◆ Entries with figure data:
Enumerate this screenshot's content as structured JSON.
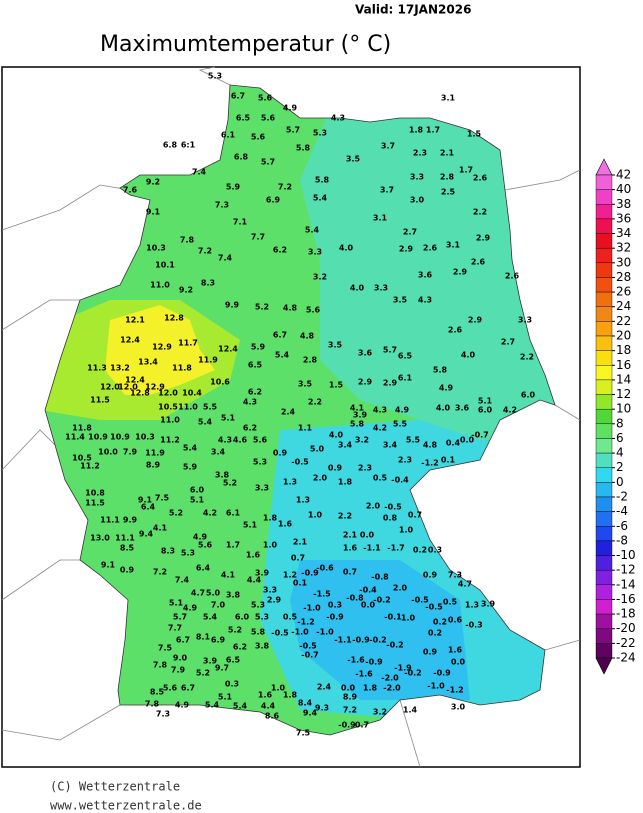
{
  "header": {
    "valid": "Valid: 17JAN2026",
    "title": "Maximumtemperatur (° C)"
  },
  "colorbar": {
    "levels": [
      42,
      40,
      38,
      36,
      34,
      32,
      30,
      28,
      26,
      24,
      22,
      20,
      18,
      16,
      14,
      12,
      10,
      8,
      6,
      4,
      2,
      0,
      -2,
      -4,
      -6,
      -8,
      -10,
      -12,
      -14,
      -16,
      -18,
      -20,
      -22,
      -24
    ],
    "colors": [
      "#f070e0",
      "#f060d8",
      "#f040c8",
      "#f02090",
      "#f01050",
      "#e81020",
      "#f02020",
      "#f03810",
      "#f05010",
      "#f07010",
      "#f08818",
      "#f8a010",
      "#f8c010",
      "#f8e010",
      "#f8f820",
      "#d8f020",
      "#90e828",
      "#50d838",
      "#60e060",
      "#70e890",
      "#50e0c0",
      "#30d8f0",
      "#28b8f0",
      "#2090f0",
      "#2070f0",
      "#2048f0",
      "#2020e0",
      "#5020e0",
      "#8020e0",
      "#b020e0",
      "#d020d0",
      "#a010a0",
      "#800880",
      "#600060",
      "#500050"
    ]
  },
  "stations": [
    "5.3",
    "6.7",
    "5.6",
    "4.9",
    "6.5",
    "5.6",
    "4.3",
    "3.1",
    "6.1",
    "5.6",
    "5.7",
    "5.3",
    "1.8",
    "1.7",
    "1.5",
    "6.8",
    "5.7",
    "5.8",
    "3.7",
    "2.3",
    "2.1",
    "1.7",
    "3.5",
    "6.8",
    "6:1",
    "7.4",
    "7.6",
    "9.2",
    "5.9",
    "7.2",
    "5.8",
    "3.7",
    "3.3",
    "2.8",
    "2.6",
    "9.1",
    "7.3",
    "6.9",
    "5.4",
    "3.0",
    "2.5",
    "10.3",
    "7.8",
    "7.2",
    "7.1",
    "7.7",
    "5.4",
    "3.1",
    "2.7",
    "2.2",
    "10.1",
    "7.4",
    "6.2",
    "3.3",
    "4.0",
    "2.9",
    "2.6",
    "3.1",
    "2.9",
    "11.0",
    "9.2",
    "8.3",
    "3.2",
    "3.6",
    "2.9",
    "2.6",
    "2.6",
    "12.1",
    "12.8",
    "9.9",
    "5.2",
    "4.8",
    "5.6",
    "4.0",
    "3.3",
    "3.5",
    "4.3",
    "2.9",
    "3.3",
    "12.4",
    "12.9",
    "11.7",
    "12.4",
    "5.9",
    "6.7",
    "4.8",
    "3.5",
    "3.6",
    "5.7",
    "6.5",
    "2.6",
    "2.7",
    "11.3",
    "13.2",
    "13.4",
    "12.4",
    "11.8",
    "11.9",
    "6.5",
    "5.4",
    "2.8",
    "4.0",
    "2.2",
    "12.0",
    "12.0",
    "12.9",
    "12.8",
    "12.0",
    "10.4",
    "10.6",
    "6.2",
    "3.5",
    "1.5",
    "2.9",
    "2.9",
    "6.1",
    "5.8",
    "4.9",
    "11.5",
    "10.5",
    "11.0",
    "5.5",
    "4.3",
    "2.4",
    "2.2",
    "4.1",
    "4.0",
    "3.6",
    "5.1",
    "6.0",
    "11.8",
    "11.0",
    "5.4",
    "5.1",
    "6.2",
    "1.1",
    "3.9",
    "4.3",
    "4.9",
    "6.0",
    "4.2",
    "11.4",
    "10.9",
    "10.9",
    "10.3",
    "11.2",
    "4.3",
    "4.6",
    "5.6",
    "4.0",
    "5.8",
    "4.2",
    "5.5",
    "0.4",
    "0.0",
    "-0.7",
    "10.5",
    "10.0",
    "7.9",
    "11.9",
    "5.4",
    "3.4",
    "0.9",
    "5.0",
    "3.4",
    "3.2",
    "3.4",
    "5.5",
    "4.8",
    "11.2",
    "8.9",
    "5.9",
    "5.3",
    "-0.5",
    "0.9",
    "2.3",
    "2.3",
    "-1.2",
    "0.1",
    "3.8",
    "2.0",
    "0.5",
    "-0.4",
    "10.8",
    "6.0",
    "5.2",
    "3.3",
    "1.3",
    "1.8",
    "9.1",
    "7.5",
    "5.1",
    "4.2",
    "6.1",
    "1.3",
    "2.0",
    "-0.5",
    "11.5",
    "6.4",
    "5.2",
    "1.8",
    "1.0",
    "2.2",
    "0.8",
    "0.7",
    "11.1",
    "9.9",
    "9.4",
    "4.1",
    "4.9",
    "5.1",
    "1.6",
    "2.1",
    "0.0",
    "1.0",
    "13.0",
    "11.1",
    "5.6",
    "1.7",
    "1.0",
    "2.1",
    "1.6",
    "-1.1",
    "-1.7",
    "0.2",
    "0.3",
    "8.5",
    "8.3",
    "5.3",
    "1.6",
    "0.7",
    "9.1",
    "0.9",
    "7.2",
    "6.4",
    "4.1",
    "3.9",
    "1.2",
    "-0.9",
    "-0.6",
    "0.7",
    "-0.8",
    "0.9",
    "7.3",
    "7.4",
    "4.4",
    "3.3",
    "0.1",
    "-0.4",
    "2.0",
    "4.7",
    "4.7",
    "5.0",
    "3.8",
    "2.9",
    "-1.5",
    "-0.8",
    "-0.2",
    "-0.5",
    "-0.5",
    "0.5",
    "5.1",
    "4.9",
    "7.0",
    "5.3",
    "-1.0",
    "0.3",
    "0.0",
    "1.3",
    "3.9",
    "5.7",
    "5.4",
    "6.0",
    "5.3",
    "0.5",
    "-1.2",
    "-0.9",
    "-0.1",
    "1.0",
    "0.2",
    "0.6",
    "-0.3",
    "7.7",
    "5.2",
    "5.8",
    "-0.5",
    "-1.0",
    "-1.0",
    "8.1",
    "6.7",
    "6.9",
    "-1.1",
    "-0.9",
    "-0.2",
    "-0.2",
    "0.2",
    "6.2",
    "3.8",
    "-0.5",
    "-0.7",
    "7.5",
    "9.0",
    "3.9",
    "6.5",
    "-1.6",
    "-0.9",
    "-1.9",
    "1.6",
    "0.9",
    "0.0",
    "7.8",
    "7.9",
    "9.7",
    "5.2",
    "-1.6",
    "-2.0",
    "-0.2",
    "-0.9",
    "5.6",
    "6.7",
    "0.3",
    "1.0",
    "2.4",
    "0.0",
    "1.8",
    "-2.0",
    "-1.0",
    "-1.2",
    "8.5",
    "5.1",
    "1.6",
    "1.8",
    "8.9",
    "7.8",
    "4.9",
    "5.4",
    "5.4",
    "4.4",
    "8.4",
    "9.3",
    "3.0",
    "7.3",
    "8.6",
    "9.4",
    "7.2",
    "3.2",
    "1.4",
    "-0.9",
    "0.7",
    "7.5"
  ],
  "footer": {
    "copyright": "(C) Wetterzentrale",
    "url": "www.wetterzentrale.de"
  }
}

◆ WORK TO BE COMPLETED:
Your task is to transcribe all of the records precisely, with no images included.

◆ SOLVED EXERCISE:
Enumerate this screenshot's content as structured JSON.
{
  "header": {
    "valid": "Valid: 17JAN2026",
    "title": "Maximumtemperatur (° C)"
  },
  "colorbar": {
    "levels": [
      42,
      40,
      38,
      36,
      34,
      32,
      30,
      28,
      26,
      24,
      22,
      20,
      18,
      16,
      14,
      12,
      10,
      8,
      6,
      4,
      2,
      0,
      -2,
      -4,
      -6,
      -8,
      -10,
      -12,
      -14,
      -16,
      -18,
      -20,
      -22,
      -24
    ],
    "colors": [
      "#f070e0",
      "#f060d8",
      "#f040c8",
      "#f02090",
      "#f01050",
      "#e81020",
      "#f02020",
      "#f03810",
      "#f05010",
      "#f07010",
      "#f08818",
      "#f8a010",
      "#f8c010",
      "#f8e010",
      "#f8f820",
      "#d8f020",
      "#90e828",
      "#50d838",
      "#60e060",
      "#70e890",
      "#50e0c0",
      "#30d8f0",
      "#28b8f0",
      "#2090f0",
      "#2070f0",
      "#2048f0",
      "#2020e0",
      "#5020e0",
      "#8020e0",
      "#b020e0",
      "#d020d0",
      "#a010a0",
      "#800880",
      "#600060",
      "#500050"
    ]
  },
  "stations": [
    "5.3",
    "6.7",
    "5.6",
    "4.9",
    "6.5",
    "5.6",
    "4.3",
    "3.1",
    "6.1",
    "5.6",
    "5.7",
    "5.3",
    "1.8",
    "1.7",
    "1.5",
    "6.8",
    "5.7",
    "5.8",
    "3.7",
    "2.3",
    "2.1",
    "1.7",
    "3.5",
    "6.8",
    "6:1",
    "7.4",
    "7.6",
    "9.2",
    "5.9",
    "7.2",
    "5.8",
    "3.7",
    "3.3",
    "2.8",
    "2.6",
    "9.1",
    "7.3",
    "6.9",
    "5.4",
    "3.0",
    "2.5",
    "10.3",
    "7.8",
    "7.2",
    "7.1",
    "7.7",
    "5.4",
    "3.1",
    "2.7",
    "2.2",
    "10.1",
    "7.4",
    "6.2",
    "3.3",
    "4.0",
    "2.9",
    "2.6",
    "3.1",
    "2.9",
    "11.0",
    "9.2",
    "8.3",
    "3.2",
    "3.6",
    "2.9",
    "2.6",
    "2.6",
    "12.1",
    "12.8",
    "9.9",
    "5.2",
    "4.8",
    "5.6",
    "4.0",
    "3.3",
    "3.5",
    "4.3",
    "2.9",
    "3.3",
    "12.4",
    "12.9",
    "11.7",
    "12.4",
    "5.9",
    "6.7",
    "4.8",
    "3.5",
    "3.6",
    "5.7",
    "6.5",
    "2.6",
    "2.7",
    "11.3",
    "13.2",
    "13.4",
    "12.4",
    "11.8",
    "11.9",
    "6.5",
    "5.4",
    "2.8",
    "4.0",
    "2.2",
    "12.0",
    "12.0",
    "12.9",
    "12.8",
    "12.0",
    "10.4",
    "10.6",
    "6.2",
    "3.5",
    "1.5",
    "2.9",
    "2.9",
    "6.1",
    "5.8",
    "4.9",
    "11.5",
    "10.5",
    "11.0",
    "5.5",
    "4.3",
    "2.4",
    "2.2",
    "4.1",
    "4.0",
    "3.6",
    "5.1",
    "6.0",
    "11.8",
    "11.0",
    "5.4",
    "5.1",
    "6.2",
    "1.1",
    "3.9",
    "4.3",
    "4.9",
    "6.0",
    "4.2",
    "11.4",
    "10.9",
    "10.9",
    "10.3",
    "11.2",
    "4.3",
    "4.6",
    "5.6",
    "4.0",
    "5.8",
    "4.2",
    "5.5",
    "0.4",
    "0.0",
    "-0.7",
    "10.5",
    "10.0",
    "7.9",
    "11.9",
    "5.4",
    "3.4",
    "0.9",
    "5.0",
    "3.4",
    "3.2",
    "3.4",
    "5.5",
    "4.8",
    "11.2",
    "8.9",
    "5.9",
    "5.3",
    "-0.5",
    "0.9",
    "2.3",
    "2.3",
    "-1.2",
    "0.1",
    "3.8",
    "2.0",
    "0.5",
    "-0.4",
    "10.8",
    "6.0",
    "5.2",
    "3.3",
    "1.3",
    "1.8",
    "9.1",
    "7.5",
    "5.1",
    "4.2",
    "6.1",
    "1.3",
    "2.0",
    "-0.5",
    "11.5",
    "6.4",
    "5.2",
    "1.8",
    "1.0",
    "2.2",
    "0.8",
    "0.7",
    "11.1",
    "9.9",
    "9.4",
    "4.1",
    "4.9",
    "5.1",
    "1.6",
    "2.1",
    "0.0",
    "1.0",
    "13.0",
    "11.1",
    "5.6",
    "1.7",
    "1.0",
    "2.1",
    "1.6",
    "-1.1",
    "-1.7",
    "0.2",
    "0.3",
    "8.5",
    "8.3",
    "5.3",
    "1.6",
    "0.7",
    "9.1",
    "0.9",
    "7.2",
    "6.4",
    "4.1",
    "3.9",
    "1.2",
    "-0.9",
    "-0.6",
    "0.7",
    "-0.8",
    "0.9",
    "7.3",
    "7.4",
    "4.4",
    "3.3",
    "0.1",
    "-0.4",
    "2.0",
    "4.7",
    "4.7",
    "5.0",
    "3.8",
    "2.9",
    "-1.5",
    "-0.8",
    "-0.2",
    "-0.5",
    "-0.5",
    "0.5",
    "5.1",
    "4.9",
    "7.0",
    "5.3",
    "-1.0",
    "0.3",
    "0.0",
    "1.3",
    "3.9",
    "5.7",
    "5.4",
    "6.0",
    "5.3",
    "0.5",
    "-1.2",
    "-0.9",
    "-0.1",
    "1.0",
    "0.2",
    "0.6",
    "-0.3",
    "7.7",
    "5.2",
    "5.8",
    "-0.5",
    "-1.0",
    "-1.0",
    "8.1",
    "6.7",
    "6.9",
    "-1.1",
    "-0.9",
    "-0.2",
    "-0.2",
    "0.2",
    "6.2",
    "3.8",
    "-0.5",
    "-0.7",
    "7.5",
    "9.0",
    "3.9",
    "6.5",
    "-1.6",
    "-0.9",
    "-1.9",
    "1.6",
    "0.9",
    "0.0",
    "7.8",
    "7.9",
    "9.7",
    "5.2",
    "-1.6",
    "-2.0",
    "-0.2",
    "-0.9",
    "5.6",
    "6.7",
    "0.3",
    "1.0",
    "2.4",
    "0.0",
    "1.8",
    "-2.0",
    "-1.0",
    "-1.2",
    "8.5",
    "5.1",
    "1.6",
    "1.8",
    "8.9",
    "7.8",
    "4.9",
    "5.4",
    "5.4",
    "4.4",
    "8.4",
    "9.3",
    "3.0",
    "7.3",
    "8.6",
    "9.4",
    "7.2",
    "3.2",
    "1.4",
    "-0.9",
    "0.7",
    "7.5"
  ],
  "footer": {
    "copyright": "(C) Wetterzentrale",
    "url": "www.wetterzentrale.de"
  }
}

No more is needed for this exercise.